Aim: Pick out every line that holds the string "بشعنی" and copy it.

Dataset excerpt
_ _ _ _ _

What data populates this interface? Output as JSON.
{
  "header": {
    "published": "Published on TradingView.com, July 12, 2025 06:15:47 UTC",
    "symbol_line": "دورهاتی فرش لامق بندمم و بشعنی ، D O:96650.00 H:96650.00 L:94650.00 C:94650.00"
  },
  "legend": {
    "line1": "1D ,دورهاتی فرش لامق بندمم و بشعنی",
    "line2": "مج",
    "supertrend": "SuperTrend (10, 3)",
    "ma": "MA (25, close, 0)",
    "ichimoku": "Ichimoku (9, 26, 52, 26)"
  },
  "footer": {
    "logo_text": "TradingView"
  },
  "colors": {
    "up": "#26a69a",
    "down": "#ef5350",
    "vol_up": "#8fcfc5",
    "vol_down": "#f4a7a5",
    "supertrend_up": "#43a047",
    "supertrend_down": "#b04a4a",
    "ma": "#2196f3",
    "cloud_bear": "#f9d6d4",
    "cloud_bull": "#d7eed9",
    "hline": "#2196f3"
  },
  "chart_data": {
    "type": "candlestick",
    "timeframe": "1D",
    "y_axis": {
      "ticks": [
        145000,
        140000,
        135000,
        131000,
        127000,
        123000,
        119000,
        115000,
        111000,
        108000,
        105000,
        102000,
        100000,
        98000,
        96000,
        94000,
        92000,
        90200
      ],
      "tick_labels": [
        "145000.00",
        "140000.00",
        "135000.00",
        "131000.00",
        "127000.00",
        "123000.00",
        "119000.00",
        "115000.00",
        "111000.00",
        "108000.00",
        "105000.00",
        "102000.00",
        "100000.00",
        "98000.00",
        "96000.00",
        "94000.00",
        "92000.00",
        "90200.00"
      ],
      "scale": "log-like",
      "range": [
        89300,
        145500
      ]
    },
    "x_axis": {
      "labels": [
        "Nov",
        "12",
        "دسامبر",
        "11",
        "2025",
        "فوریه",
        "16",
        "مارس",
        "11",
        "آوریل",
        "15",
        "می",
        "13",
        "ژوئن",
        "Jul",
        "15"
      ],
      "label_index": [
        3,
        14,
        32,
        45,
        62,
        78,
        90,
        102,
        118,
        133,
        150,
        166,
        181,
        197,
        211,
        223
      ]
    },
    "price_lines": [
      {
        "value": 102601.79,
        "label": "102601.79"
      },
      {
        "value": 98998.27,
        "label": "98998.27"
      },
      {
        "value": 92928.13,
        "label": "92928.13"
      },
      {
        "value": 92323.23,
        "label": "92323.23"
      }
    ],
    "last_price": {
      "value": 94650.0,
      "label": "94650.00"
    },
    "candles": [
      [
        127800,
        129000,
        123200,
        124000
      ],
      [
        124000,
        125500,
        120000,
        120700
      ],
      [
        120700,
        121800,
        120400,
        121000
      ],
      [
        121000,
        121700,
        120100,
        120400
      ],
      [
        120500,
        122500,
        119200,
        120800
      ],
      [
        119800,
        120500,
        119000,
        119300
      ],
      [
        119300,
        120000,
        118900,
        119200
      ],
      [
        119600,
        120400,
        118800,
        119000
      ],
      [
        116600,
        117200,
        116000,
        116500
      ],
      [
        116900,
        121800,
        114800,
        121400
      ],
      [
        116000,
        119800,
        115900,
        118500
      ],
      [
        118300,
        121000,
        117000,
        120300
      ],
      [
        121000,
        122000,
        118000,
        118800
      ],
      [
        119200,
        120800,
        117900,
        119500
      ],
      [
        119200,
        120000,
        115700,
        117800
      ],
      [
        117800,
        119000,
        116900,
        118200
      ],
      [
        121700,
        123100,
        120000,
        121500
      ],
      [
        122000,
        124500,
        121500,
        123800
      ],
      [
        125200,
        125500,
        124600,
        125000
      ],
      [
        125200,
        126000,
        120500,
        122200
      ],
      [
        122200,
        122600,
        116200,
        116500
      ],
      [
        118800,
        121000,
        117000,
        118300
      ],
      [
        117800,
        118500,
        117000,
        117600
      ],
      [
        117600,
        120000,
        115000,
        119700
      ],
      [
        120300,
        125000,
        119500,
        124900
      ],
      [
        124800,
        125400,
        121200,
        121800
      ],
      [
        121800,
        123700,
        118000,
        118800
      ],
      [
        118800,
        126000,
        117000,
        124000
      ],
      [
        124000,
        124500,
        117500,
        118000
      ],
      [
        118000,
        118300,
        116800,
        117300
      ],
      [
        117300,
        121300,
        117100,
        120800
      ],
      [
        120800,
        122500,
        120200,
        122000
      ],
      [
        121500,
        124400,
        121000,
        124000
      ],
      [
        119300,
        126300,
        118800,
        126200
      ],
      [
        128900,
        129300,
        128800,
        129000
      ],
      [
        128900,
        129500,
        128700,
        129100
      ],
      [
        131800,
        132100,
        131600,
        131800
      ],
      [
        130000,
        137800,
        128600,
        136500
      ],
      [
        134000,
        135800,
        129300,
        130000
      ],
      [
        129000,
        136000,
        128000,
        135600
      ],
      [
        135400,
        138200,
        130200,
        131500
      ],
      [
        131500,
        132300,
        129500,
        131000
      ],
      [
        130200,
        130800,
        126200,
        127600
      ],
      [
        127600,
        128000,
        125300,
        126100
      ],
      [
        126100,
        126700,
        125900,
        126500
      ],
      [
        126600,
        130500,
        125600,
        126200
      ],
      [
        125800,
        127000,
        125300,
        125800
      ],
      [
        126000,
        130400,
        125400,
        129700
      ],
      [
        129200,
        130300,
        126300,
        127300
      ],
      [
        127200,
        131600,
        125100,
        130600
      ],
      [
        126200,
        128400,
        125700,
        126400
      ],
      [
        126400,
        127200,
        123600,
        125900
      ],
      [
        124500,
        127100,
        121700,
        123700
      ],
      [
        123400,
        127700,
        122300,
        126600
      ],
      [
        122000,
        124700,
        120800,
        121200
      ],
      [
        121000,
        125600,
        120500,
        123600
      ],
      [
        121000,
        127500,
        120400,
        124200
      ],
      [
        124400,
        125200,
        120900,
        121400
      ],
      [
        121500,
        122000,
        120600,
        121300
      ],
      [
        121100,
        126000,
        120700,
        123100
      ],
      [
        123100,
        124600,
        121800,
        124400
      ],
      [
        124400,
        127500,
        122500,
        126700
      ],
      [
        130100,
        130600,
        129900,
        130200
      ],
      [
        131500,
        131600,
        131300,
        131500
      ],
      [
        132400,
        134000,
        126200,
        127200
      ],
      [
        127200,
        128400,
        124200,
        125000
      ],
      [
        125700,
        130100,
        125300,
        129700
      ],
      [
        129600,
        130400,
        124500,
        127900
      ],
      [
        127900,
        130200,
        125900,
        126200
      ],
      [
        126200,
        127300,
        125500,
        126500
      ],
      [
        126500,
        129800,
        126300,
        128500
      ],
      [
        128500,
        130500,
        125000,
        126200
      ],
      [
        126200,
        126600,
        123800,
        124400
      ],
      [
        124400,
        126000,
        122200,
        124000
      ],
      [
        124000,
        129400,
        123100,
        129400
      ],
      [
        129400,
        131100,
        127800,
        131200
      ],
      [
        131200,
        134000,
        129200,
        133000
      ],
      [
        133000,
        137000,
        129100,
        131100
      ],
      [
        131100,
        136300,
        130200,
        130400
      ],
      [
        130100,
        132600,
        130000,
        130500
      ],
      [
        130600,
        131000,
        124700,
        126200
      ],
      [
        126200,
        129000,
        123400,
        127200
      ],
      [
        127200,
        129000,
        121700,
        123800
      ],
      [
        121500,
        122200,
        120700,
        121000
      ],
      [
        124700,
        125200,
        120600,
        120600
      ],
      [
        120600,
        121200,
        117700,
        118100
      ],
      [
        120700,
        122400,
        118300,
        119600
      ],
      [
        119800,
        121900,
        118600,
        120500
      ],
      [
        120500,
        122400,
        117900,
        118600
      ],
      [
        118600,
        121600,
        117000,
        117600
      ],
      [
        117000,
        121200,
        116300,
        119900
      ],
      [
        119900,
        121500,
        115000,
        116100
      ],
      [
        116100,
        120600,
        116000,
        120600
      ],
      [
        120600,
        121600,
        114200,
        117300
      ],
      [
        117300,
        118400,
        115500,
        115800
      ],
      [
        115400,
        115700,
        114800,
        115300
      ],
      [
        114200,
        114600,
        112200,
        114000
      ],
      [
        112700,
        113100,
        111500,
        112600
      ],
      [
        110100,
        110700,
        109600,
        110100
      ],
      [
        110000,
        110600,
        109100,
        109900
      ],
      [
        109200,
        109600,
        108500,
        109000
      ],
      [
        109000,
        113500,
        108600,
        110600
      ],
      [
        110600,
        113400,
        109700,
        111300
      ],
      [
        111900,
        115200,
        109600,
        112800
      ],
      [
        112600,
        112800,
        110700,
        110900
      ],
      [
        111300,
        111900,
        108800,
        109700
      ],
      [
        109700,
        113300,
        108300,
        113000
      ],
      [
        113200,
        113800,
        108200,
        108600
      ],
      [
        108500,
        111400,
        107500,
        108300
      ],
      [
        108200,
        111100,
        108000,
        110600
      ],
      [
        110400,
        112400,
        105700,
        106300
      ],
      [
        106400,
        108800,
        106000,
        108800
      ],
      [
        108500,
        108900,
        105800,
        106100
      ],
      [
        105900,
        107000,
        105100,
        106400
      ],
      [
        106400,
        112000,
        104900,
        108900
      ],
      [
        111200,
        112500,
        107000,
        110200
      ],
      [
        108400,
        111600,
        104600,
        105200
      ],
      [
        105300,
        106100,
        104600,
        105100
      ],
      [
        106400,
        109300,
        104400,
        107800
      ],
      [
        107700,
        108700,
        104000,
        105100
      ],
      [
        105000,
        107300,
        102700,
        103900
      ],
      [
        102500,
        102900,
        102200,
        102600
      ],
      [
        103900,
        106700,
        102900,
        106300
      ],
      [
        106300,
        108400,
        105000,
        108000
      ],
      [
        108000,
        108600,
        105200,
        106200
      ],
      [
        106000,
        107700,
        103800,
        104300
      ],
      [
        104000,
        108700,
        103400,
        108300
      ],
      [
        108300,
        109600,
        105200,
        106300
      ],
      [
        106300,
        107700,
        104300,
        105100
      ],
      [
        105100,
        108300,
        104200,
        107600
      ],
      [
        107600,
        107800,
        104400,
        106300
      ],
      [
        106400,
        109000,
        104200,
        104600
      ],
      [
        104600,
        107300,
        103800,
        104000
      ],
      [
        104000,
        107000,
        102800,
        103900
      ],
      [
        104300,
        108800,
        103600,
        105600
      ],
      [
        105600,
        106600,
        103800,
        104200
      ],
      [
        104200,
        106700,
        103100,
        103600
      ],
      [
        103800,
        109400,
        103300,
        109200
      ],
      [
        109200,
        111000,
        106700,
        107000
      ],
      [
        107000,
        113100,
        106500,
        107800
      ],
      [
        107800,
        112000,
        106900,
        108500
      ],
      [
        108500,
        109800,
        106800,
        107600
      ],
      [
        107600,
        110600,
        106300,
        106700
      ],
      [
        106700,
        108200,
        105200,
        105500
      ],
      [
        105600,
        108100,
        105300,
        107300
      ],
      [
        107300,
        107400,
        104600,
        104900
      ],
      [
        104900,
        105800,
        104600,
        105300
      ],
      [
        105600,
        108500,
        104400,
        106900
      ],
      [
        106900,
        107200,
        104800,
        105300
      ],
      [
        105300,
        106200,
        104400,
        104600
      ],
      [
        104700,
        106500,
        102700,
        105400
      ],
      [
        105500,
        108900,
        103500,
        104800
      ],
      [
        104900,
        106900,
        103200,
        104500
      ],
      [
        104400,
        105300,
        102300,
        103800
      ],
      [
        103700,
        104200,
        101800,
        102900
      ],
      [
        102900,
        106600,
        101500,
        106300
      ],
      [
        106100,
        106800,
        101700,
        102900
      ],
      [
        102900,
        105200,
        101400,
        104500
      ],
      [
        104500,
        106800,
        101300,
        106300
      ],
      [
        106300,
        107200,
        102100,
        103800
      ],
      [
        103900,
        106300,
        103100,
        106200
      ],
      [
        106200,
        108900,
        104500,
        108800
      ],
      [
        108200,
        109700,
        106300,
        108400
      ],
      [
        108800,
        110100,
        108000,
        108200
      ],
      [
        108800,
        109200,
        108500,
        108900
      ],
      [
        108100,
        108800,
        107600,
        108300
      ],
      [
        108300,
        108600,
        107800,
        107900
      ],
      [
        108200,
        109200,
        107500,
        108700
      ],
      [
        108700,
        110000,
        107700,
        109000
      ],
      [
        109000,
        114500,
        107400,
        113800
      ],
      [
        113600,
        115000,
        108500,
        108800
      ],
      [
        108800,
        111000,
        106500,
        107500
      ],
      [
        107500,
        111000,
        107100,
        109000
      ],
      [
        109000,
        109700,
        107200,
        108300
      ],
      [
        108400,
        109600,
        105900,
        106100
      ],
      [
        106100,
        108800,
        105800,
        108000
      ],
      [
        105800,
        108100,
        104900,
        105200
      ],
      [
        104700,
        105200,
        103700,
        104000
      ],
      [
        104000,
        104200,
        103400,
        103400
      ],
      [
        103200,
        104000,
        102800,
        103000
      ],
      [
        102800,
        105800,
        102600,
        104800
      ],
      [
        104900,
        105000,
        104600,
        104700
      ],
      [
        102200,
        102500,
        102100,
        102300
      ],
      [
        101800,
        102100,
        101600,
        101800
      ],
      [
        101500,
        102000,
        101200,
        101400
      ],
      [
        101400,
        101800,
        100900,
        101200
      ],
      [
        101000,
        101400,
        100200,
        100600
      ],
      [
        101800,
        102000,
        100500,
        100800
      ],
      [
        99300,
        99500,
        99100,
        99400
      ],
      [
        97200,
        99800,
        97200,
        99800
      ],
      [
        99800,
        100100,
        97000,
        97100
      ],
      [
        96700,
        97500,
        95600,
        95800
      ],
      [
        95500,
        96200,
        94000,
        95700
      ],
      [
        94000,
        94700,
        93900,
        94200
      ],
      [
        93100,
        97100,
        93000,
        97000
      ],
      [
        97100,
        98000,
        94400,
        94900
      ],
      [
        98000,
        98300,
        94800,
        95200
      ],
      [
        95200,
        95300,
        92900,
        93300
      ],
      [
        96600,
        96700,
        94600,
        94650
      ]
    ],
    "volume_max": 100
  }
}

_ _ _ _ _

Answer to this problem:
    "symbol_line": "دورهاتی فرش لامق بندمم و بشعنی ، D O:96650.00 H:96650.00 L:94650.00 C:94650.00"
    "line1": "1D ,دورهاتی فرش لامق بندمم و بشعنی",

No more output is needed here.